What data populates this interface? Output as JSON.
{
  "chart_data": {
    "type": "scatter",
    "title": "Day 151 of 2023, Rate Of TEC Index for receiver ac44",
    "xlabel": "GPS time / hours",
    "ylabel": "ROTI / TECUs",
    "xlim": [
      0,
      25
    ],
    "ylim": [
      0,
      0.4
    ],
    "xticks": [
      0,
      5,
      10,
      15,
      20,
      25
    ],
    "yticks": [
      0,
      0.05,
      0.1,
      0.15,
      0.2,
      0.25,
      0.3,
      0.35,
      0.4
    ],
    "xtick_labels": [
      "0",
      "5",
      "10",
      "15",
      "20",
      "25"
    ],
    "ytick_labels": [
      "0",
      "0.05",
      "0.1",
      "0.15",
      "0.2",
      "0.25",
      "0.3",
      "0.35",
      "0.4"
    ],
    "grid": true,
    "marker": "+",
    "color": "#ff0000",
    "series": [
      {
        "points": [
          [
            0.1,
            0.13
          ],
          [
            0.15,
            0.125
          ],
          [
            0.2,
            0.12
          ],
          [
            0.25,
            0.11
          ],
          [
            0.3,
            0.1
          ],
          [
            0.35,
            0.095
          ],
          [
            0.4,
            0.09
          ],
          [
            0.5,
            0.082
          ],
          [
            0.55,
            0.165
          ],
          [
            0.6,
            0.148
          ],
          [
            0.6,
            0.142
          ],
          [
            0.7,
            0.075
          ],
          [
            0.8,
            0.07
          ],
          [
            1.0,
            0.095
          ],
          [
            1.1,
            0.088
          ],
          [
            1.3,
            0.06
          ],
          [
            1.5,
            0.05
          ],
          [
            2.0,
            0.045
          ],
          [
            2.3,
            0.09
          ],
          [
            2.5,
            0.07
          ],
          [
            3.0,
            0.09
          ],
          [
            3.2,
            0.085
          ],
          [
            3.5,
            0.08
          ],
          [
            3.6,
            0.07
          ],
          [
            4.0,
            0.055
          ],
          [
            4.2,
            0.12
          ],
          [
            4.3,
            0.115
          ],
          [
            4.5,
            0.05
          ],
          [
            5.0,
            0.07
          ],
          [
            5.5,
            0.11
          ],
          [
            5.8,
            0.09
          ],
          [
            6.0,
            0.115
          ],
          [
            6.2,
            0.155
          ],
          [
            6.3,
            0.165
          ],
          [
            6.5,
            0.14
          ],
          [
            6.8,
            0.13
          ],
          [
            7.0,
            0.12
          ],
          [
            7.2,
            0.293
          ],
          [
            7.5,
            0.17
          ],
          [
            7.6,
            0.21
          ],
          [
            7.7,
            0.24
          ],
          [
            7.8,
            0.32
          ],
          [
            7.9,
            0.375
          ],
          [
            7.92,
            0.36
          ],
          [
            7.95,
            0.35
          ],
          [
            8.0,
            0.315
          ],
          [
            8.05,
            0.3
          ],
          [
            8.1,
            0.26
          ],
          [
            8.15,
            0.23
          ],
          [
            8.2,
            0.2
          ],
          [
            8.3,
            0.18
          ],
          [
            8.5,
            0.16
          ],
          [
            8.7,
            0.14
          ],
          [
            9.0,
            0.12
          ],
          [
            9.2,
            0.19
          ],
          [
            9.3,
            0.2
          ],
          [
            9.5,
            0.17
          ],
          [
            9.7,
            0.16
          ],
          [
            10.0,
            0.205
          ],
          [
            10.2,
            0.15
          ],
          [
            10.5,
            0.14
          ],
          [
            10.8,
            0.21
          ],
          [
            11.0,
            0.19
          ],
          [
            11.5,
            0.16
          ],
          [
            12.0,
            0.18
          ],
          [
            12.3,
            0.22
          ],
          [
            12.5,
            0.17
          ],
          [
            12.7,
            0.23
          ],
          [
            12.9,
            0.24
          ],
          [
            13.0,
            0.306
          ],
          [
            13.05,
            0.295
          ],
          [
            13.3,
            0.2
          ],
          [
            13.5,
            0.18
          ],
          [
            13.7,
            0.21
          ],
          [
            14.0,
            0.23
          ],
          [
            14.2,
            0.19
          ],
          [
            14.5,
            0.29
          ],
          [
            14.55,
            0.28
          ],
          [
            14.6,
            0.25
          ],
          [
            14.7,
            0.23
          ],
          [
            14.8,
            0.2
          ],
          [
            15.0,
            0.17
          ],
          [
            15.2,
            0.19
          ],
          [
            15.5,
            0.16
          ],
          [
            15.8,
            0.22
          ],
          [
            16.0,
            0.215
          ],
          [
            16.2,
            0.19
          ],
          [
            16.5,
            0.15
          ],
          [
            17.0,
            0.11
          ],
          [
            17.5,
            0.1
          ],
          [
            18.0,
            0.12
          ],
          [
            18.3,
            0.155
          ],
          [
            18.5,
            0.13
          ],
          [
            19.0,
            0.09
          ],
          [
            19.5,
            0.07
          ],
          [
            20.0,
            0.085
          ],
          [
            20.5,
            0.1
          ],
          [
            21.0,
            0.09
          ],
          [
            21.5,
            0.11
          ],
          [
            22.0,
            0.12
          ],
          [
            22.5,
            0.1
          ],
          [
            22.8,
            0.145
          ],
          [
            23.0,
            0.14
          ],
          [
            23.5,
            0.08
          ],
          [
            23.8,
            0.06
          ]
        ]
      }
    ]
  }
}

______

GIVEN PROBLEM – Transcribe all entries exactly as they are given.

WRITTEN ANSWER –
What data populates this interface? Output as JSON.
{
  "chart_data": {
    "type": "scatter",
    "title": "Day 151 of 2023, Rate Of TEC Index for receiver ac44",
    "xlabel": "GPS time / hours",
    "ylabel": "ROTI / TECUs",
    "xlim": [
      0,
      25
    ],
    "ylim": [
      0,
      0.4
    ],
    "xticks": [
      0,
      5,
      10,
      15,
      20,
      25
    ],
    "yticks": [
      0,
      0.05,
      0.1,
      0.15,
      0.2,
      0.25,
      0.3,
      0.35,
      0.4
    ],
    "xtick_labels": [
      "0",
      "5",
      "10",
      "15",
      "20",
      "25"
    ],
    "ytick_labels": [
      "0",
      "0.05",
      "0.1",
      "0.15",
      "0.2",
      "0.25",
      "0.3",
      "0.35",
      "0.4"
    ],
    "grid": true,
    "marker": "+",
    "color": "#ff0000",
    "series": [
      {
        "points": [
          [
            0.1,
            0.13
          ],
          [
            0.15,
            0.125
          ],
          [
            0.2,
            0.12
          ],
          [
            0.25,
            0.11
          ],
          [
            0.3,
            0.1
          ],
          [
            0.35,
            0.095
          ],
          [
            0.4,
            0.09
          ],
          [
            0.5,
            0.082
          ],
          [
            0.55,
            0.165
          ],
          [
            0.6,
            0.148
          ],
          [
            0.6,
            0.142
          ],
          [
            0.7,
            0.075
          ],
          [
            0.8,
            0.07
          ],
          [
            1.0,
            0.095
          ],
          [
            1.1,
            0.088
          ],
          [
            1.3,
            0.06
          ],
          [
            1.5,
            0.05
          ],
          [
            2.0,
            0.045
          ],
          [
            2.3,
            0.09
          ],
          [
            2.5,
            0.07
          ],
          [
            3.0,
            0.09
          ],
          [
            3.2,
            0.085
          ],
          [
            3.5,
            0.08
          ],
          [
            3.6,
            0.07
          ],
          [
            4.0,
            0.055
          ],
          [
            4.2,
            0.12
          ],
          [
            4.3,
            0.115
          ],
          [
            4.5,
            0.05
          ],
          [
            5.0,
            0.07
          ],
          [
            5.5,
            0.11
          ],
          [
            5.8,
            0.09
          ],
          [
            6.0,
            0.115
          ],
          [
            6.2,
            0.155
          ],
          [
            6.3,
            0.165
          ],
          [
            6.5,
            0.14
          ],
          [
            6.8,
            0.13
          ],
          [
            7.0,
            0.12
          ],
          [
            7.2,
            0.293
          ],
          [
            7.5,
            0.17
          ],
          [
            7.6,
            0.21
          ],
          [
            7.7,
            0.24
          ],
          [
            7.8,
            0.32
          ],
          [
            7.9,
            0.375
          ],
          [
            7.92,
            0.36
          ],
          [
            7.95,
            0.35
          ],
          [
            8.0,
            0.315
          ],
          [
            8.05,
            0.3
          ],
          [
            8.1,
            0.26
          ],
          [
            8.15,
            0.23
          ],
          [
            8.2,
            0.2
          ],
          [
            8.3,
            0.18
          ],
          [
            8.5,
            0.16
          ],
          [
            8.7,
            0.14
          ],
          [
            9.0,
            0.12
          ],
          [
            9.2,
            0.19
          ],
          [
            9.3,
            0.2
          ],
          [
            9.5,
            0.17
          ],
          [
            9.7,
            0.16
          ],
          [
            10.0,
            0.205
          ],
          [
            10.2,
            0.15
          ],
          [
            10.5,
            0.14
          ],
          [
            10.8,
            0.21
          ],
          [
            11.0,
            0.19
          ],
          [
            11.5,
            0.16
          ],
          [
            12.0,
            0.18
          ],
          [
            12.3,
            0.22
          ],
          [
            12.5,
            0.17
          ],
          [
            12.7,
            0.23
          ],
          [
            12.9,
            0.24
          ],
          [
            13.0,
            0.306
          ],
          [
            13.05,
            0.295
          ],
          [
            13.3,
            0.2
          ],
          [
            13.5,
            0.18
          ],
          [
            13.7,
            0.21
          ],
          [
            14.0,
            0.23
          ],
          [
            14.2,
            0.19
          ],
          [
            14.5,
            0.29
          ],
          [
            14.55,
            0.28
          ],
          [
            14.6,
            0.25
          ],
          [
            14.7,
            0.23
          ],
          [
            14.8,
            0.2
          ],
          [
            15.0,
            0.17
          ],
          [
            15.2,
            0.19
          ],
          [
            15.5,
            0.16
          ],
          [
            15.8,
            0.22
          ],
          [
            16.0,
            0.215
          ],
          [
            16.2,
            0.19
          ],
          [
            16.5,
            0.15
          ],
          [
            17.0,
            0.11
          ],
          [
            17.5,
            0.1
          ],
          [
            18.0,
            0.12
          ],
          [
            18.3,
            0.155
          ],
          [
            18.5,
            0.13
          ],
          [
            19.0,
            0.09
          ],
          [
            19.5,
            0.07
          ],
          [
            20.0,
            0.085
          ],
          [
            20.5,
            0.1
          ],
          [
            21.0,
            0.09
          ],
          [
            21.5,
            0.11
          ],
          [
            22.0,
            0.12
          ],
          [
            22.5,
            0.1
          ],
          [
            22.8,
            0.145
          ],
          [
            23.0,
            0.14
          ],
          [
            23.5,
            0.08
          ],
          [
            23.8,
            0.06
          ]
        ]
      }
    ]
  }
}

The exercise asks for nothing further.